> [The task] Drop the images; return everything else in the listing below exactly.
____
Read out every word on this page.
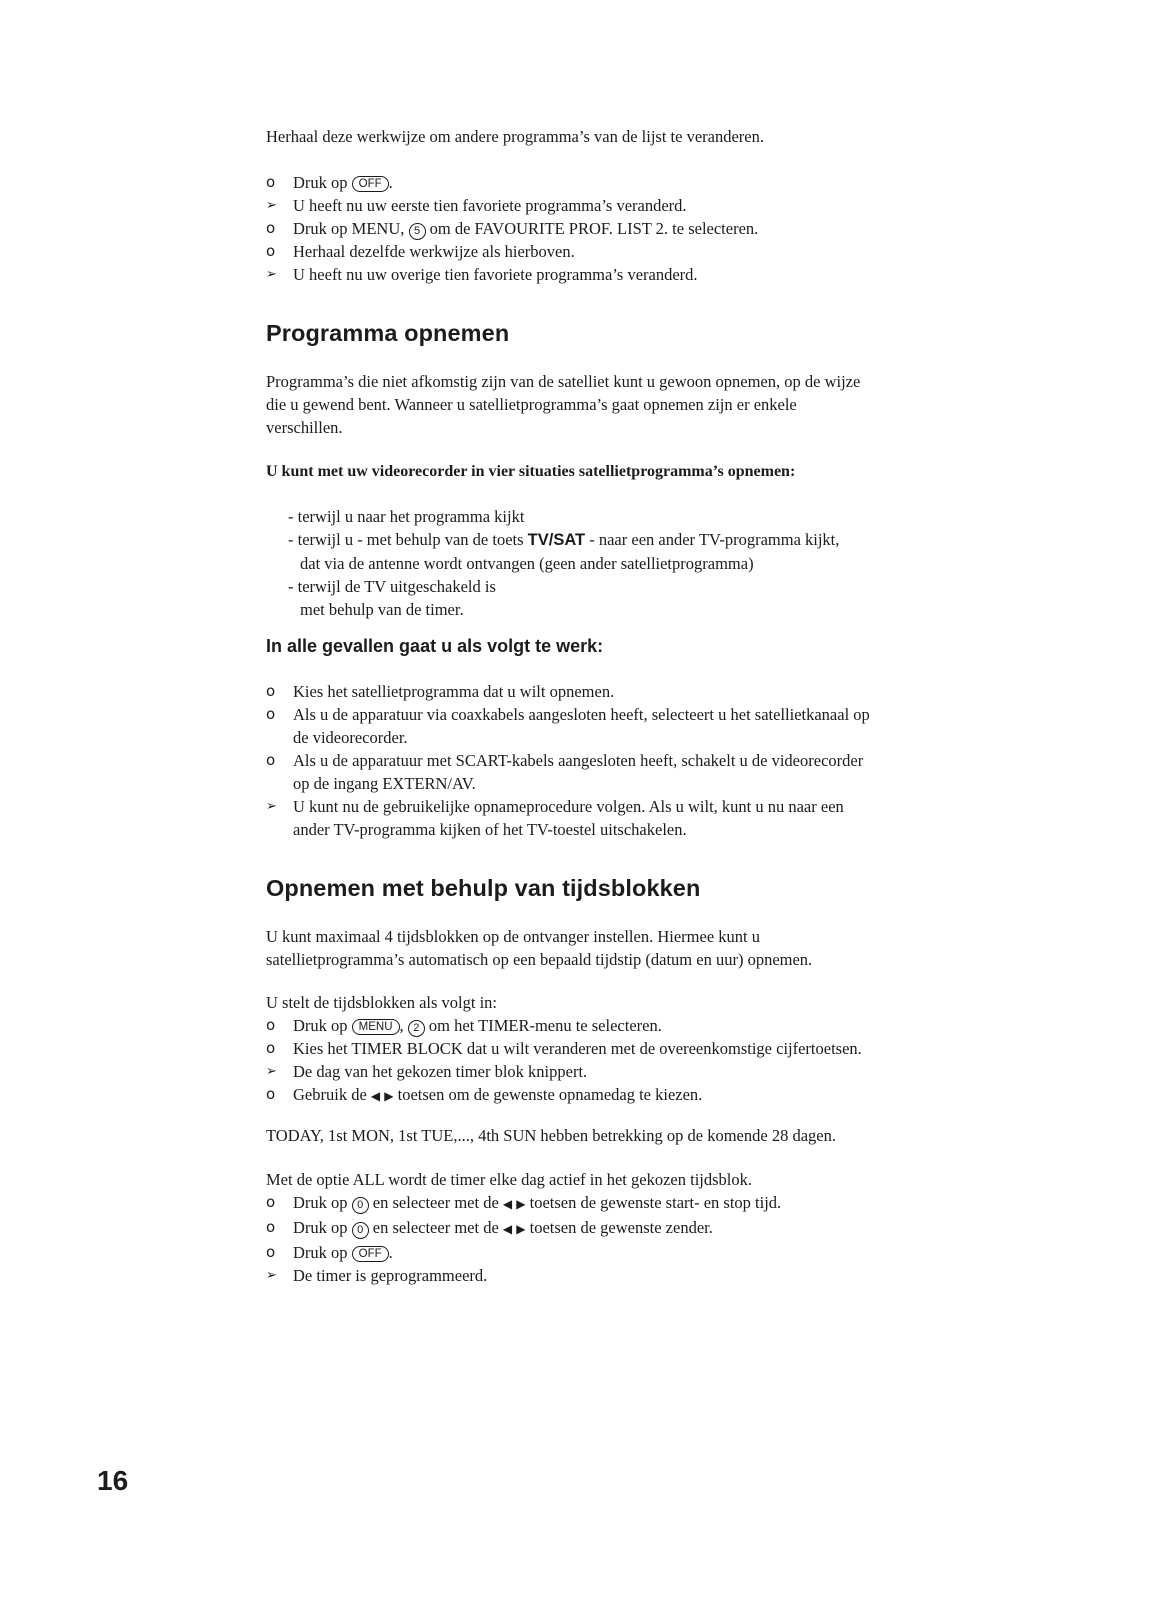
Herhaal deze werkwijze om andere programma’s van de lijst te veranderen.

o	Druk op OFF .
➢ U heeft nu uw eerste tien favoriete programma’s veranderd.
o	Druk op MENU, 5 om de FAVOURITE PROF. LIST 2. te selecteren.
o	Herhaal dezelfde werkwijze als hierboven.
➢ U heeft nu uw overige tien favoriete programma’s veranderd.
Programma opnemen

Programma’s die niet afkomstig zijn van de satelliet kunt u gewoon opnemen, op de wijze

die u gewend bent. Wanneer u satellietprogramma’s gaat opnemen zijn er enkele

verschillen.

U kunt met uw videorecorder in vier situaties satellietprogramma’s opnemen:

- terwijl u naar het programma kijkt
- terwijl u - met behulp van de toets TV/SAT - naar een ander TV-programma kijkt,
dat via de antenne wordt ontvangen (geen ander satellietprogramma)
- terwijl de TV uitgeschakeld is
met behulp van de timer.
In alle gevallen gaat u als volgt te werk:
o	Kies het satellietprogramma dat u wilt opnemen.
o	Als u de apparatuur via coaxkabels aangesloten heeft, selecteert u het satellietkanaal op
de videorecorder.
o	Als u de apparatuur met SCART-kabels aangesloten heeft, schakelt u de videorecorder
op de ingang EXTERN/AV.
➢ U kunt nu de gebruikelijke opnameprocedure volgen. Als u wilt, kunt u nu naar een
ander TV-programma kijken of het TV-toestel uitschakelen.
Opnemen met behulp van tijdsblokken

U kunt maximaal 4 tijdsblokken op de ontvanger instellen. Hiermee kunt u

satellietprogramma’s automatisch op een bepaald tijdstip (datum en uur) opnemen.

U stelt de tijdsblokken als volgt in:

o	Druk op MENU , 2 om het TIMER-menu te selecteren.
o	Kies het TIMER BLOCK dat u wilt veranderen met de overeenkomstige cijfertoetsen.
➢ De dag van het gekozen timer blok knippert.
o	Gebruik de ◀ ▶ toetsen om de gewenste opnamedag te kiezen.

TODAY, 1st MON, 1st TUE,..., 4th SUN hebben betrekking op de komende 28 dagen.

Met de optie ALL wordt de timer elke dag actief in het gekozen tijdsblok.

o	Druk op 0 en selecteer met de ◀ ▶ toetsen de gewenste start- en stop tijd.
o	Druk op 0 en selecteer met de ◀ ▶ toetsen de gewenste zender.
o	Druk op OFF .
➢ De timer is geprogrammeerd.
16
____
> [Task output]
Read out every word on this page.
Herhaal deze werkwijze om andere programma’s van de lijst te veranderen.

o	Druk op OFF .
➢ U heeft nu uw eerste tien favoriete programma’s veranderd.
o	Druk op MENU, 5 om de FAVOURITE PROF. LIST 2. te selecteren.
o	Herhaal dezelfde werkwijze als hierboven.
➢ U heeft nu uw overige tien favoriete programma’s veranderd.
Programma opnemen

Programma’s die niet afkomstig zijn van de satelliet kunt u gewoon opnemen, op de wijze

die u gewend bent. Wanneer u satellietprogramma’s gaat opnemen zijn er enkele

verschillen.

U kunt met uw videorecorder in vier situaties satellietprogramma’s opnemen:

- terwijl u naar het programma kijkt
- terwijl u - met behulp van de toets TV/SAT - naar een ander TV-programma kijkt,
dat via de antenne wordt ontvangen (geen ander satellietprogramma)
- terwijl de TV uitgeschakeld is
met behulp van de timer.
In alle gevallen gaat u als volgt te werk:
o	Kies het satellietprogramma dat u wilt opnemen.
o	Als u de apparatuur via coaxkabels aangesloten heeft, selecteert u het satellietkanaal op
de videorecorder.
o	Als u de apparatuur met SCART-kabels aangesloten heeft, schakelt u de videorecorder
op de ingang EXTERN/AV.
➢ U kunt nu de gebruikelijke opnameprocedure volgen. Als u wilt, kunt u nu naar een
ander TV-programma kijken of het TV-toestel uitschakelen.
Opnemen met behulp van tijdsblokken

U kunt maximaal 4 tijdsblokken op de ontvanger instellen. Hiermee kunt u

satellietprogramma’s automatisch op een bepaald tijdstip (datum en uur) opnemen.

U stelt de tijdsblokken als volgt in:

o	Druk op MENU , 2 om het TIMER-menu te selecteren.
o	Kies het TIMER BLOCK dat u wilt veranderen met de overeenkomstige cijfertoetsen.
➢ De dag van het gekozen timer blok knippert.
o	Gebruik de ◀ ▶ toetsen om de gewenste opnamedag te kiezen.

TODAY, 1st MON, 1st TUE,..., 4th SUN hebben betrekking op de komende 28 dagen.

Met de optie ALL wordt de timer elke dag actief in het gekozen tijdsblok.

o	Druk op 0 en selecteer met de ◀ ▶ toetsen de gewenste start- en stop tijd.
o	Druk op 0 en selecteer met de ◀ ▶ toetsen de gewenste zender.
o	Druk op OFF .
➢ De timer is geprogrammeerd.
16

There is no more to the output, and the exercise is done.